Passage to read:
· · ·

Finally, to determine the molecular mechanism underlying the role of miR‐214‐3p in neuronal apoptosis, we used TargetScan to predict potential targets of miR‐214‐3p. We identified hundreds of potential targets of miR‐214‐3p, including Slc8a1. Slc8a1, also known as Ncx1, plays a critical role in the generation and control of calcium signals, and is involved in the regulation of cell apoptosis. ⁴³ , ⁴⁴ Interestingly, the expression and role of Slc8a1 in HIE remain largely unclear. Thus, we selected Slc8a1 for further investigation. Our results confirmed that Slc8a1 was a direct target of miR‐214‐3p. Slc8a1 expression was up‐regulated in HIE rats and OGD‐treated neurones, and it was negatively regulated by miR‐214‐3p.

In conclusion, we demonstrated that miR‐214‐3p expression was down‐regulated in HIE using in vitro and in vivo models, and that it could promote neuronal proliferation and inhibit neuronal apoptosis in OGD‐treated neurones. Slc8a1 is a target of miR‐214‐3p. These results indicate the potential of miR‐214‐3p to serve as a therapeutic target for future treatments of neonatal HIE. However, this is still only a preliminary study highlighting the role of miR‐214‐3p in HIE. To further clarify the role of miR‐214‐3p in HIE, to confirm whether miR‐214‐3p affects neurones and regulates apoptosis‐related protein expression (Caspase‐3 and Bcl‐2) in neurones by directly targeting Slc8a1, and to clarify the exact mechanism by which miR‐214‐3p inhibits neuronal apoptosis in HIE in vivo, further research is required. We will investigate these aspects in the future.

· · ·

Listed entries:
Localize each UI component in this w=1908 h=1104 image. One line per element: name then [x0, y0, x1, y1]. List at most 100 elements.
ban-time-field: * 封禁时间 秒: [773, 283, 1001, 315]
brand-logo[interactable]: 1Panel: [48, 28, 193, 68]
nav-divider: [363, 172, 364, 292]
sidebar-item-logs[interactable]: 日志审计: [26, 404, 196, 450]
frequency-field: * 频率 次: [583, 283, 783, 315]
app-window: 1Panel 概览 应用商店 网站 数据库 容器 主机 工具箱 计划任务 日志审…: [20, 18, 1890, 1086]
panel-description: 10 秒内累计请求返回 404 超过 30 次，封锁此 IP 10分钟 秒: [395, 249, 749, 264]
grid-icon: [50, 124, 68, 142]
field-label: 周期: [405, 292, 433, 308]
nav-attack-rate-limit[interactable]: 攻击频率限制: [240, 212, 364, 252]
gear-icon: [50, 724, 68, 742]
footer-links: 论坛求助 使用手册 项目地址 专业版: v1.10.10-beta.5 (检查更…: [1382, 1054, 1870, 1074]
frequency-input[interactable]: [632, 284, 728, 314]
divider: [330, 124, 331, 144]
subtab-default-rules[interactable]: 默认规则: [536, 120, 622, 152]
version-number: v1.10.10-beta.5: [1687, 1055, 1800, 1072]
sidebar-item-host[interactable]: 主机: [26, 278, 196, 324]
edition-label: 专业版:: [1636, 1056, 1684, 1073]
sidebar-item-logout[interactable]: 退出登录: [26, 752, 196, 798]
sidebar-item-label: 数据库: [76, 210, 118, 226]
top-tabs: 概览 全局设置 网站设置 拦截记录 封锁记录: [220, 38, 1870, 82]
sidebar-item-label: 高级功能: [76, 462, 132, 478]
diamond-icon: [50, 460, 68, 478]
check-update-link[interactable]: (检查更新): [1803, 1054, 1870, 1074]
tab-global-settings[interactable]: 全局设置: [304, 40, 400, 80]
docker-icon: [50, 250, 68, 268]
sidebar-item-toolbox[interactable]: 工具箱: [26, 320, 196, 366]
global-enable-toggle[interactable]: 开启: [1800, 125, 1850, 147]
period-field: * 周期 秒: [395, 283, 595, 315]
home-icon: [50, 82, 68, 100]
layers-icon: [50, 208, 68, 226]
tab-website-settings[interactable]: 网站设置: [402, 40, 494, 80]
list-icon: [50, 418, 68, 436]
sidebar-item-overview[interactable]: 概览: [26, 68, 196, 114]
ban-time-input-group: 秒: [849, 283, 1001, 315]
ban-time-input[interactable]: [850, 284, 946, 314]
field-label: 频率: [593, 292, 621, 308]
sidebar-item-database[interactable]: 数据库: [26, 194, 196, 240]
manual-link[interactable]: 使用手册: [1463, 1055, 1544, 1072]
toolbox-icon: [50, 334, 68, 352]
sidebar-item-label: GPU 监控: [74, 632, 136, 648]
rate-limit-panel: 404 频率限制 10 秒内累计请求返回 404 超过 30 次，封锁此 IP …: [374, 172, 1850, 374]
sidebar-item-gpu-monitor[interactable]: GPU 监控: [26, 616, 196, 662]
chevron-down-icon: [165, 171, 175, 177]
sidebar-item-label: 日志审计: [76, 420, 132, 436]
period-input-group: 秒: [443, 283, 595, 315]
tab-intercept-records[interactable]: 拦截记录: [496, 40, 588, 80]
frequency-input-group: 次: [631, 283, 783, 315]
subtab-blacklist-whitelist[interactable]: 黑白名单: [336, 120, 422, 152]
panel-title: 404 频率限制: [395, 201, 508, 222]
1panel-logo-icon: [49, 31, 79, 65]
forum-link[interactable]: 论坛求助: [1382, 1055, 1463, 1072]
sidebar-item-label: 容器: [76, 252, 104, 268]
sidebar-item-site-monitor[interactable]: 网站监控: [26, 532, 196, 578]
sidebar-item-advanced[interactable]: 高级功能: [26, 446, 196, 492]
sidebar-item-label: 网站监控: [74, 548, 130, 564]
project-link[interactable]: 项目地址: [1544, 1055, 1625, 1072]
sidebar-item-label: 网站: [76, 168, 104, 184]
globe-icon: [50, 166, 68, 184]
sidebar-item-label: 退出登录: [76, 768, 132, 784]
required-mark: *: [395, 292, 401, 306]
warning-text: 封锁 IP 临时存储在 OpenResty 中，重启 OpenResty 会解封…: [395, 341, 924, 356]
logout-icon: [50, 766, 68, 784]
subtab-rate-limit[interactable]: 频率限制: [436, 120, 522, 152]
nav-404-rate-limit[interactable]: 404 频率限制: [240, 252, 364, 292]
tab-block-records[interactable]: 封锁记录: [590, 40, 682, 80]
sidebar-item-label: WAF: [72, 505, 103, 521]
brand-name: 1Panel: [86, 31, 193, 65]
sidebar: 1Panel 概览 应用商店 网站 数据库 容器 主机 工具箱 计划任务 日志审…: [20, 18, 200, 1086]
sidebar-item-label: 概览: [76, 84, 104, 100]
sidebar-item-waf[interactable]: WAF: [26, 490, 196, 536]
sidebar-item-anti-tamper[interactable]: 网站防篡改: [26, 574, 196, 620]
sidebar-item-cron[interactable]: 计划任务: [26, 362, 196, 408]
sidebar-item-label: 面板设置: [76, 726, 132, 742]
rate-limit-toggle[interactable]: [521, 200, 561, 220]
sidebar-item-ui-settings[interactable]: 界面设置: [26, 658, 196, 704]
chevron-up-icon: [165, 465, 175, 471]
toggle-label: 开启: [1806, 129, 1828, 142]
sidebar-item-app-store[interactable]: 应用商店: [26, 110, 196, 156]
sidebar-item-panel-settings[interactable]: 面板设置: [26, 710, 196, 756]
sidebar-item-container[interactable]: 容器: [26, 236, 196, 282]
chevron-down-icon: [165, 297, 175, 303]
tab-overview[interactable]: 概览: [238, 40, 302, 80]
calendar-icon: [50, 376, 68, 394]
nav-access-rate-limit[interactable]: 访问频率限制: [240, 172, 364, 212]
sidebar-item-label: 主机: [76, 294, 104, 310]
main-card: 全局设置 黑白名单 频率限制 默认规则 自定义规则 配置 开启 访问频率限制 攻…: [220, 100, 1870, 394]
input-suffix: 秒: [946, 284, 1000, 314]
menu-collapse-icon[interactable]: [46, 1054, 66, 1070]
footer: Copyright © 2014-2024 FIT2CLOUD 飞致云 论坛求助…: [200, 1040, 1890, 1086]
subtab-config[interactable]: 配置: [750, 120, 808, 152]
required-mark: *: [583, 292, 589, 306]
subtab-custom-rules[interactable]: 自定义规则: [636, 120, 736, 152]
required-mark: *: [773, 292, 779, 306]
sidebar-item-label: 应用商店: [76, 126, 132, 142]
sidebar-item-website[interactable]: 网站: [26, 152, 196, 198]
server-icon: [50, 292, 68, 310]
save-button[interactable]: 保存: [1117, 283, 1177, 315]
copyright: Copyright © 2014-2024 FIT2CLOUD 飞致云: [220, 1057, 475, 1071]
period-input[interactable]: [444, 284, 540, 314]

· · ·

Required action A: In the passage on miR‐214‐3p in HIE, which tool did the researchers use to predict potential targets of miR‐214‐3p?
Required action B: Carry the passage on miR‐214‐3p in HIE forward from its final sentence, in the same formal register.
The entries are separate from the passage on miR‐214‐3p in HIE.

Exercise output A: TargetScan.

Exercise output B:
AUTHOR CONTRIBUTIONS

Liu Yang: Conceptualization, Methodology, Software, Data curation, Writing – original draft. Li Zhang: Data curation, Writing – original draft. Jing Zhu: Visualization, Investigation, Writing – review & editing. Yuqian Wang: Visualization, Investigation, Writing – review & editing. Ning Zou: Supervision. Zhengjuan Liu: Supervision. Yingjie Wang: Software, Validation, Writing – review & editing. All authors have read and approved the final manuscript.

FUNDING INFORMATION

This work was supported by grants from the National Natural Science Foundation of China [grant numbers 82201896], the Basic scientific research project of Liaoning Provincial Department of Education [grant number LJKMZ20221294].

CONFLICT OF INTEREST STATEMENT

The authors declare that there are no conflicts of interest.

ACKNOWLEDGEMENTS

We would like to thank the families of the patients admitted to the neonatal ward of The Second Hospital of Dalian Medical University.

Yang L, Zhang L, Zhu J, et al. Abnormal expression and role of MicroRNA‐214‐3p/SLC8A1 in neonatal Hypoxic‐Ischaemic encephalopathy. Int J Exp Path. 2023;104:199‐208. doi: 10.1111/iep.12475

All listed authors meet the ICMJE criteria and all who meet the four criteria are identified as authors.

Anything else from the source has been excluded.